§ **Problem statement**: Show every line of the data below that includes the word "ylabel".

BEGIN Records to use

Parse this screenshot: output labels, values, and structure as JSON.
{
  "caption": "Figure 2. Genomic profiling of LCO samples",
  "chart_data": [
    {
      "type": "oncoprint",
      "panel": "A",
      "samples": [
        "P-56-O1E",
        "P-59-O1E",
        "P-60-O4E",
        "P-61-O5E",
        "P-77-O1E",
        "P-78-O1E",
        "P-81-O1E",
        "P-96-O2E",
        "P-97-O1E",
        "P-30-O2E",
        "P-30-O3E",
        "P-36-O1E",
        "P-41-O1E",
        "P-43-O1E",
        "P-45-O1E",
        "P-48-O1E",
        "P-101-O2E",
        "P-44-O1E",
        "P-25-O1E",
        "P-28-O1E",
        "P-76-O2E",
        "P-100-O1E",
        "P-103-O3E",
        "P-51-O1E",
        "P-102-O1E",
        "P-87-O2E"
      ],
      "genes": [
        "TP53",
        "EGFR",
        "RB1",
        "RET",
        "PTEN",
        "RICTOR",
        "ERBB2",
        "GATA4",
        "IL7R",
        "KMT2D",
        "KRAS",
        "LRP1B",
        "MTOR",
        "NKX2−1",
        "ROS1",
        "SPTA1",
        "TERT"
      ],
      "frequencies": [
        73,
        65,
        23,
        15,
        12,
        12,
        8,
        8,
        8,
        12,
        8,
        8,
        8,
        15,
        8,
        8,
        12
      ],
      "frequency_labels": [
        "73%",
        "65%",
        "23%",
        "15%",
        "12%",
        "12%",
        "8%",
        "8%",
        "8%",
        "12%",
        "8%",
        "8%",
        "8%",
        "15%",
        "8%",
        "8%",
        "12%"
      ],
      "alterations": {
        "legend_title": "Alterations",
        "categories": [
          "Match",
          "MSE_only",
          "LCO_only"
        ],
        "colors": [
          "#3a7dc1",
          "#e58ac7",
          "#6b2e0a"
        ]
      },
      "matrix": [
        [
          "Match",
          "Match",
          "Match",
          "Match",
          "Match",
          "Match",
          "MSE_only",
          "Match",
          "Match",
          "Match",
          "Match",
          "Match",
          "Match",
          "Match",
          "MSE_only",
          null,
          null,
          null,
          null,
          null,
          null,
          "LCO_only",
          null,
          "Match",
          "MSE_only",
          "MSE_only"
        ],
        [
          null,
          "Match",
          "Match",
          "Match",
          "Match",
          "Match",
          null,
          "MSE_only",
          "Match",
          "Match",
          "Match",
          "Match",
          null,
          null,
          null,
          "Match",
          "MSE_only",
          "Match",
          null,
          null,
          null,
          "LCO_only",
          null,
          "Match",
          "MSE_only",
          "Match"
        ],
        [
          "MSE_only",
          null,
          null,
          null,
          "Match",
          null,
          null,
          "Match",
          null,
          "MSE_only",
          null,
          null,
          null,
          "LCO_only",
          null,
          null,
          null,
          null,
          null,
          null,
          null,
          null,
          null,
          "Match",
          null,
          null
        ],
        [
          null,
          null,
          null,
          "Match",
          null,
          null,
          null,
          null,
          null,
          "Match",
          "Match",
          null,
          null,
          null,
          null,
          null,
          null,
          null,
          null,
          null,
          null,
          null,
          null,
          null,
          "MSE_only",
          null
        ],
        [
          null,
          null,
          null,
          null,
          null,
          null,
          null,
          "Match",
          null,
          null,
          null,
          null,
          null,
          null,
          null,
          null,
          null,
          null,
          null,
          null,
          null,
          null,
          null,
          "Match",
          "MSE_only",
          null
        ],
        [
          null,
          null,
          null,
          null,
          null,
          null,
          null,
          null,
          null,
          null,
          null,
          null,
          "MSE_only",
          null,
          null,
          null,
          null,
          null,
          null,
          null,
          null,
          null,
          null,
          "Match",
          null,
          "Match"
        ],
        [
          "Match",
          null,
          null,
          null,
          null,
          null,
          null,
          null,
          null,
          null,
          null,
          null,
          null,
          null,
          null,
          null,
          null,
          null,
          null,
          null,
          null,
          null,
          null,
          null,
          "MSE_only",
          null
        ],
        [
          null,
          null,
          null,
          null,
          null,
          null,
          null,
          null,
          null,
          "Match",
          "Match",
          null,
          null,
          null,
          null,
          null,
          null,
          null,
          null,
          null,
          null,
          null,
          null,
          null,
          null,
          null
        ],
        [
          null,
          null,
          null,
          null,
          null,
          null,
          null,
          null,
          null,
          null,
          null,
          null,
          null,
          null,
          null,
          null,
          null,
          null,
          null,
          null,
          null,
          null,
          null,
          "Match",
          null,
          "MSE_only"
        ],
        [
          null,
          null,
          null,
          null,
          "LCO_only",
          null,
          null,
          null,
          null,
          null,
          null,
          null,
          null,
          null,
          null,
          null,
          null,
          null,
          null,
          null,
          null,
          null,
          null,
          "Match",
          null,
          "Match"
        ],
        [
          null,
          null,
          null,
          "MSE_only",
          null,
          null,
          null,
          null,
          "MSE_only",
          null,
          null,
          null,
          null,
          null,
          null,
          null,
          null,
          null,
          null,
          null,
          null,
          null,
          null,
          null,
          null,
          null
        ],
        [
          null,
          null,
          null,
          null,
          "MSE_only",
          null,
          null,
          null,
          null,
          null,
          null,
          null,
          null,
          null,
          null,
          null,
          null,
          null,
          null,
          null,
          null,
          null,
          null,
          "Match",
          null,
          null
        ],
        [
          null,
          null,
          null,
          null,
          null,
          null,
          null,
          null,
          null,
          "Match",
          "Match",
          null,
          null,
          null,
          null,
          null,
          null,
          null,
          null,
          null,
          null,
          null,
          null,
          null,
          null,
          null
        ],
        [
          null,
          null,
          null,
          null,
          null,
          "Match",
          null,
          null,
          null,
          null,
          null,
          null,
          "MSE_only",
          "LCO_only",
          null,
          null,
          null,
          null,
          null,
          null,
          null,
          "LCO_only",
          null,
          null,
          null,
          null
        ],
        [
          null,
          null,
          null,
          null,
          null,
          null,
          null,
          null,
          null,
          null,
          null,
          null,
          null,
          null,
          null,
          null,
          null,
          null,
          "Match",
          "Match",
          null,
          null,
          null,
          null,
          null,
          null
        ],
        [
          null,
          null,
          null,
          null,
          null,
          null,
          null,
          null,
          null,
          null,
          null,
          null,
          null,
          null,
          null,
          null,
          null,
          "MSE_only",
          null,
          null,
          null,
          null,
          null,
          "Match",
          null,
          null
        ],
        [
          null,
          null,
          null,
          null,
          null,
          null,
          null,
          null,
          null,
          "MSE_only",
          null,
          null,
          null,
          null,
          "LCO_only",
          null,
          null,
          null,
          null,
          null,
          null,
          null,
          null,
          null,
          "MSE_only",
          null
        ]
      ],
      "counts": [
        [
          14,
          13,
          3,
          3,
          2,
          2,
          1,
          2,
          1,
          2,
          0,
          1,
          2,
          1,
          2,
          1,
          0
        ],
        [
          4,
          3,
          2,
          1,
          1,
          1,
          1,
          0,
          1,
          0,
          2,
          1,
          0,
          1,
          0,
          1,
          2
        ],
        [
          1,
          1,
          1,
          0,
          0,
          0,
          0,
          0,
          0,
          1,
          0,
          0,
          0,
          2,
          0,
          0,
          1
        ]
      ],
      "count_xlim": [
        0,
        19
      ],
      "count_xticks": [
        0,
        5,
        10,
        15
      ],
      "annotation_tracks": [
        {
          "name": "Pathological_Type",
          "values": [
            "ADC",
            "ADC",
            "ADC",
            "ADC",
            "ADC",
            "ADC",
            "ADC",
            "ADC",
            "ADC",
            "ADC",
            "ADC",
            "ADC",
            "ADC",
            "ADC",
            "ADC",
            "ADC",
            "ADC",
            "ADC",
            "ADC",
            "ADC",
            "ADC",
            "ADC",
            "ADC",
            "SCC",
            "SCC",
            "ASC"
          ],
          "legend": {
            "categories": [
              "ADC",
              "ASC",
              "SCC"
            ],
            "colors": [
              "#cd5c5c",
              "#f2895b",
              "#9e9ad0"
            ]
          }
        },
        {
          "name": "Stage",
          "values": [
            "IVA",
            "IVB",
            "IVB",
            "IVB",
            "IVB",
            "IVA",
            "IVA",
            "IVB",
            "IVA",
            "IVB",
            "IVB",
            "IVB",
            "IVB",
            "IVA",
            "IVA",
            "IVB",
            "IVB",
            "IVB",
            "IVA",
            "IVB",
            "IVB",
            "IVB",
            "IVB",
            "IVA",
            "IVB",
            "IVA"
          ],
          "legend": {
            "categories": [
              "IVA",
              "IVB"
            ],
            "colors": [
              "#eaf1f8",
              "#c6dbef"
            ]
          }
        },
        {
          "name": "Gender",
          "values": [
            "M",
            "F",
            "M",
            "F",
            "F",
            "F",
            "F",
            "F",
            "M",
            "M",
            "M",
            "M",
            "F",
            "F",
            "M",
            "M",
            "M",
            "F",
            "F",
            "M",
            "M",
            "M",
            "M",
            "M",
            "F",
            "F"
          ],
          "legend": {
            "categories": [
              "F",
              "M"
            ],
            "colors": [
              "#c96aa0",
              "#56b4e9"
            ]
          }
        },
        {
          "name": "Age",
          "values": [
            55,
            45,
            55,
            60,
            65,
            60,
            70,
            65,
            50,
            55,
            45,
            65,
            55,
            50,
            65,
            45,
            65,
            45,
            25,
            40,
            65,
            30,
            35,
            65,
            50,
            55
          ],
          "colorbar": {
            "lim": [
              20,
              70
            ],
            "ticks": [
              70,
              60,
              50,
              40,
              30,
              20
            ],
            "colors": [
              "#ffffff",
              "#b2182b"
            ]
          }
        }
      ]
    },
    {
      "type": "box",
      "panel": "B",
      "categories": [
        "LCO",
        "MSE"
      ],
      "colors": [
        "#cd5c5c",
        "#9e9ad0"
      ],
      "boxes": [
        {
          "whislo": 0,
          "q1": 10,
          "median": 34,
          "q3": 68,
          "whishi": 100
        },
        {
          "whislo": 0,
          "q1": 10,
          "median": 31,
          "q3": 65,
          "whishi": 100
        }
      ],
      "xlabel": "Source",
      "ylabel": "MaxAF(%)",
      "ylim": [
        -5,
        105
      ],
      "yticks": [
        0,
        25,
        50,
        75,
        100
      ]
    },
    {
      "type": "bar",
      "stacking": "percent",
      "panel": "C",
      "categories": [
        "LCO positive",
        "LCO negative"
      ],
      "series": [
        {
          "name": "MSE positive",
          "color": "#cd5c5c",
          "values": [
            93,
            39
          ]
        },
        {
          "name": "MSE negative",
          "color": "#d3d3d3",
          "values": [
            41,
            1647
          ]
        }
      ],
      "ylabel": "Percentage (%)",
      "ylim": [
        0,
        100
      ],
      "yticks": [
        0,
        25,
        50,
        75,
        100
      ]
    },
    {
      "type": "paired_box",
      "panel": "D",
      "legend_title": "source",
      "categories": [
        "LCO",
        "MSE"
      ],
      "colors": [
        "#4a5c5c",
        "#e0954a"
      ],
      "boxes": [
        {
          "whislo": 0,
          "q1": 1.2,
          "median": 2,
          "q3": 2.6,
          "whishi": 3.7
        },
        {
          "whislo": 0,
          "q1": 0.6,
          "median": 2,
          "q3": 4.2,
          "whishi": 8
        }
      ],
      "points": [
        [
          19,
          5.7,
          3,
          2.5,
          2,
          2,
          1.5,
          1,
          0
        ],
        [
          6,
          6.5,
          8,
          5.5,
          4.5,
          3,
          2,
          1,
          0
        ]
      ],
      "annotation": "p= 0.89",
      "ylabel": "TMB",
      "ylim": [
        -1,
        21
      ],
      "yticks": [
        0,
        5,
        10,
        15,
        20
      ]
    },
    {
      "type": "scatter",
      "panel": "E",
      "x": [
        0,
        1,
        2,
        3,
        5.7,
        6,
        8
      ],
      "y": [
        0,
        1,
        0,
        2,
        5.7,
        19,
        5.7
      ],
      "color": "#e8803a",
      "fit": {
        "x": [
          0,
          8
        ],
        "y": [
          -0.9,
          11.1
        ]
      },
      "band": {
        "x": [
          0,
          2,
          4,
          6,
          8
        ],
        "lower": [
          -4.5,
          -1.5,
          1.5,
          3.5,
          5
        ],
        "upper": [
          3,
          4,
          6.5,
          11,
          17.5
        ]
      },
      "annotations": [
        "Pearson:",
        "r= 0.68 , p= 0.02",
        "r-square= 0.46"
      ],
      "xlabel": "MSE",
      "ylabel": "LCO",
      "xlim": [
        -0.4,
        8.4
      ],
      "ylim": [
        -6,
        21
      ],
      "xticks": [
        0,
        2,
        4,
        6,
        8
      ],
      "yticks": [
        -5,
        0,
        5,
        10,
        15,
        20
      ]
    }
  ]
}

END Records to use

§ **Exercise answer**:
      "ylabel": "MaxAF(%)",
      "ylabel": "Percentage (%)",
      "ylabel": "TMB",
      "ylabel": "LCO",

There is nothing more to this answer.